_Input material_.
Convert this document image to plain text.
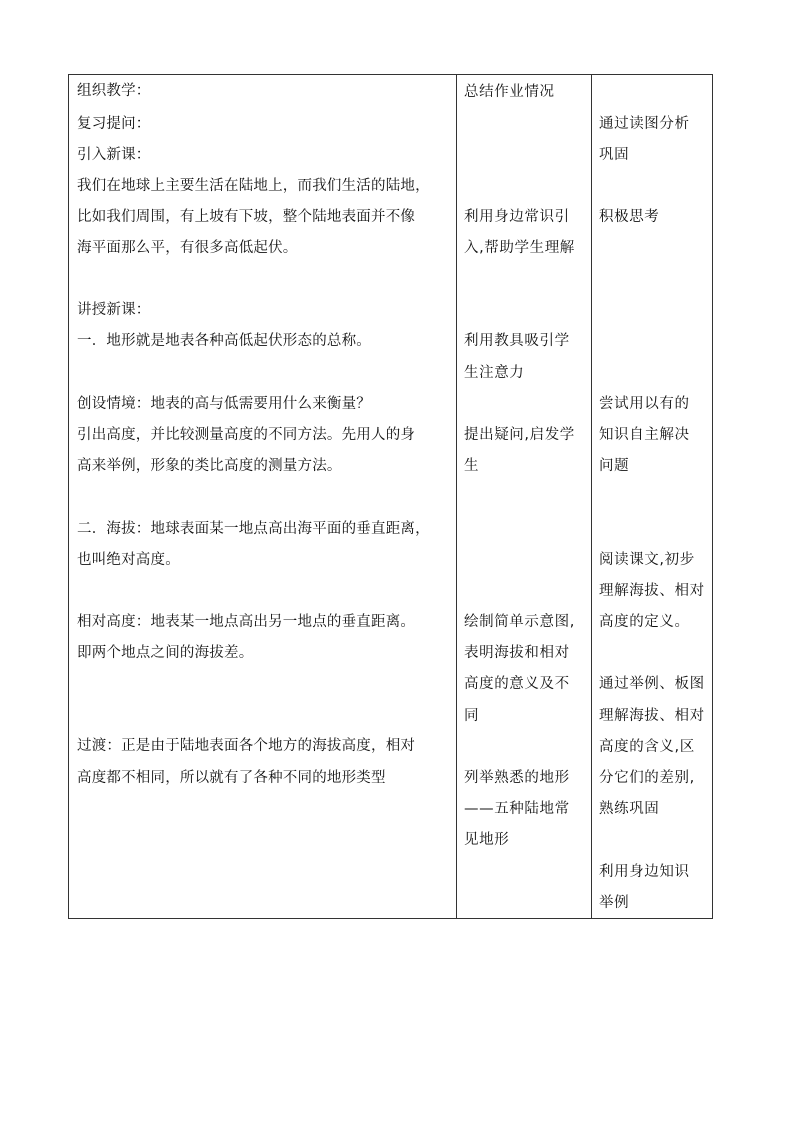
组织教学：
复习提问：
引入新课：
我们在地球上主要生活在陆地上，而我们生活的陆地，
比如我们周围，有上坡有下坡，整个陆地表面并不像
海平面那么平，有很多高低起伏。
讲授新课：
一．地形就是地表各种高低起伏形态的总称。
创设情境：地表的高与低需要用什么来衡量？
引出高度，并比较测量高度的不同方法。先用人的身
高来举例，形象的类比高度的测量方法。
二．海拔：地球表面某一地点高出海平面的垂直距离，
也叫绝对高度。
相对高度：地表某一地点高出另一地点的垂直距离。
即两个地点之间的海拔差。
过渡：正是由于陆地表面各个地方的海拔高度，相对
高度都不相同，所以就有了各种不同的地形类型
总结作业情况
利用身边常识引
入,帮助学生理解
利用教具吸引学
生注意力
提出疑问,启发学
生
绘制简单示意图,
表明海拔和相对
高度的意义及不
同
列举熟悉的地形
——五种陆地常
见地形
通过读图分析
巩固
积极思考
尝试用以有的
知识自主解决
问题
阅读课文,初步
理解海拔、相对
高度的定义。
通过举例、板图
理解海拔、相对
高度的含义,区
分它们的差别,
熟练巩固
利用身边知识
举例
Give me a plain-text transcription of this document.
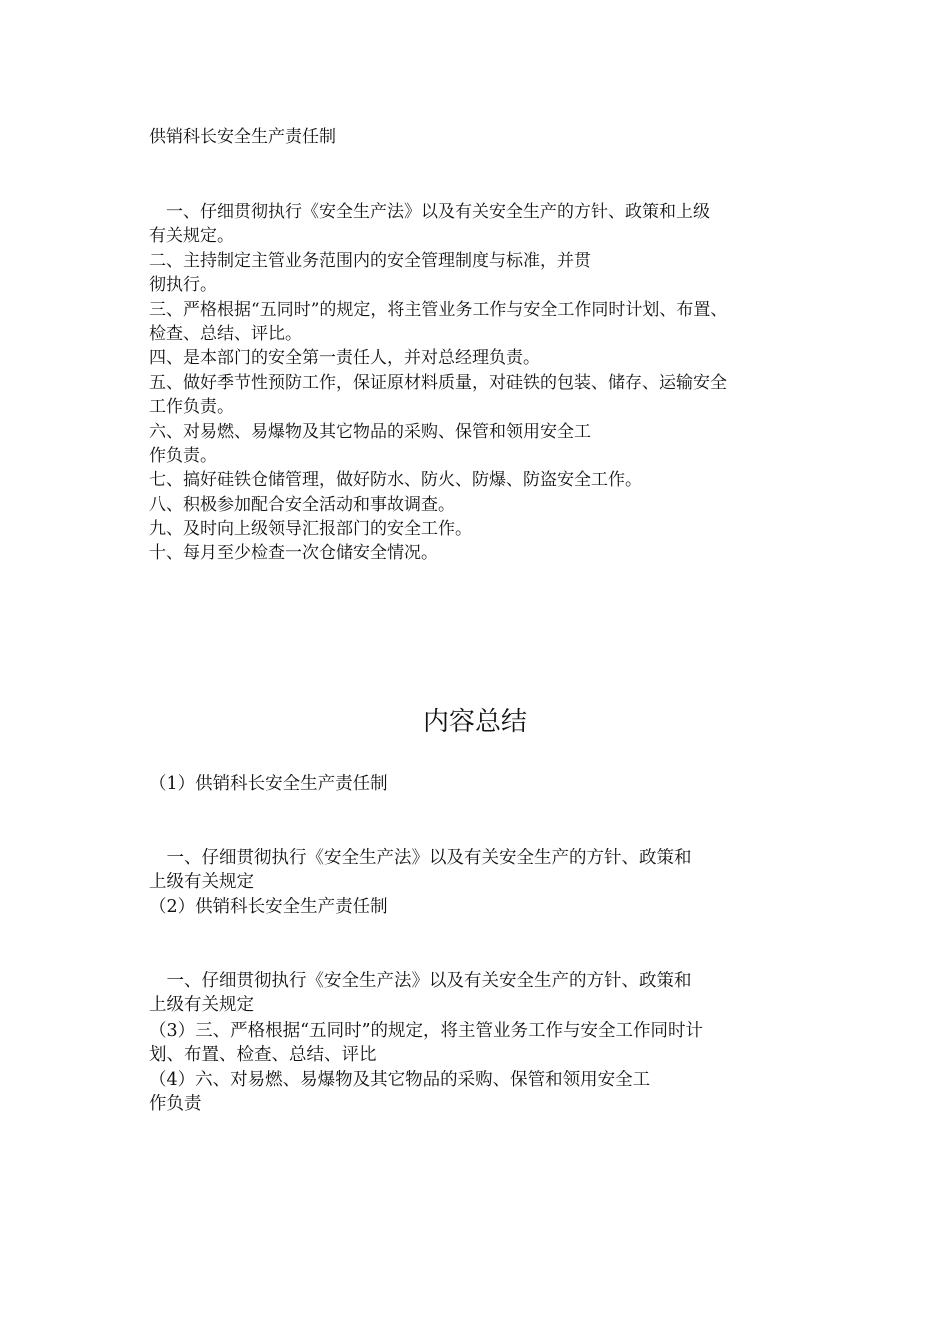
供销科长安全生产责任制

　一、仔细贯彻执行《安全生产法》以及有关安全生产的方针、政策和上级
有关规定。
二、主持制定主管业务范围内的安全管理制度与标准，并贯
彻执行。
三、严格根据“五同时”的规定，将主管业务工作与安全工作同时计划、布置、
检查、总结、评比。
四、是本部门的安全第一责任人，并对总经理负责。
五、做好季节性预防工作，保证原材料质量，对硅铁的包装、储存、运输安全
工作负责。
六、对易燃、易爆物及其它物品的采购、保管和领用安全工
作负责。
七、搞好硅铁仓储管理，做好防水、防火、防爆、防盗安全工作。
八、积极参加配合安全活动和事故调查。
九、及时向上级领导汇报部门的安全工作。
十、每月至少检查一次仓储安全情况。
内容总结
（1）供销科长安全生产责任制
　一、仔细贯彻执行《安全生产法》以及有关安全生产的方针、政策和
上级有关规定
（2）供销科长安全生产责任制
　一、仔细贯彻执行《安全生产法》以及有关安全生产的方针、政策和
上级有关规定
（3）三、严格根据“五同时”的规定，将主管业务工作与安全工作同时计
划、布置、检查、总结、评比
（4）六、对易燃、易爆物及其它物品的采购、保管和领用安全工
作负责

_Goal of the exercise_.
Output an exact copy of the material, with the pictures removed.

_Task output_.
Convert this document image to plain text.
组织教学：
复习提问：
引入新课：
我们在地球上主要生活在陆地上，而我们生活的陆地，
比如我们周围，有上坡有下坡，整个陆地表面并不像
海平面那么平，有很多高低起伏。
讲授新课：
一．地形就是地表各种高低起伏形态的总称。
创设情境：地表的高与低需要用什么来衡量？
引出高度，并比较测量高度的不同方法。先用人的身
高来举例，形象的类比高度的测量方法。
二．海拔：地球表面某一地点高出海平面的垂直距离，
也叫绝对高度。
相对高度：地表某一地点高出另一地点的垂直距离。
即两个地点之间的海拔差。
过渡：正是由于陆地表面各个地方的海拔高度，相对
高度都不相同，所以就有了各种不同的地形类型
总结作业情况
利用身边常识引
入,帮助学生理解
利用教具吸引学
生注意力
提出疑问,启发学
生
绘制简单示意图,
表明海拔和相对
高度的意义及不
同
列举熟悉的地形
——五种陆地常
见地形
通过读图分析
巩固
积极思考
尝试用以有的
知识自主解决
问题
阅读课文,初步
理解海拔、相对
高度的定义。
通过举例、板图
理解海拔、相对
高度的含义,区
分它们的差别,
熟练巩固
利用身边知识
举例
Give me a plain-text transcription of this document.
供销科长安全生产责任制

　一、仔细贯彻执行《安全生产法》以及有关安全生产的方针、政策和上级
有关规定。
二、主持制定主管业务范围内的安全管理制度与标准，并贯
彻执行。
三、严格根据“五同时”的规定，将主管业务工作与安全工作同时计划、布置、
检查、总结、评比。
四、是本部门的安全第一责任人，并对总经理负责。
五、做好季节性预防工作，保证原材料质量，对硅铁的包装、储存、运输安全
工作负责。
六、对易燃、易爆物及其它物品的采购、保管和领用安全工
作负责。
七、搞好硅铁仓储管理，做好防水、防火、防爆、防盗安全工作。
八、积极参加配合安全活动和事故调查。
九、及时向上级领导汇报部门的安全工作。
十、每月至少检查一次仓储安全情况。
内容总结
（1）供销科长安全生产责任制
　一、仔细贯彻执行《安全生产法》以及有关安全生产的方针、政策和
上级有关规定
（2）供销科长安全生产责任制
　一、仔细贯彻执行《安全生产法》以及有关安全生产的方针、政策和
上级有关规定
（3）三、严格根据“五同时”的规定，将主管业务工作与安全工作同时计
划、布置、检查、总结、评比
（4）六、对易燃、易爆物及其它物品的采购、保管和领用安全工
作负责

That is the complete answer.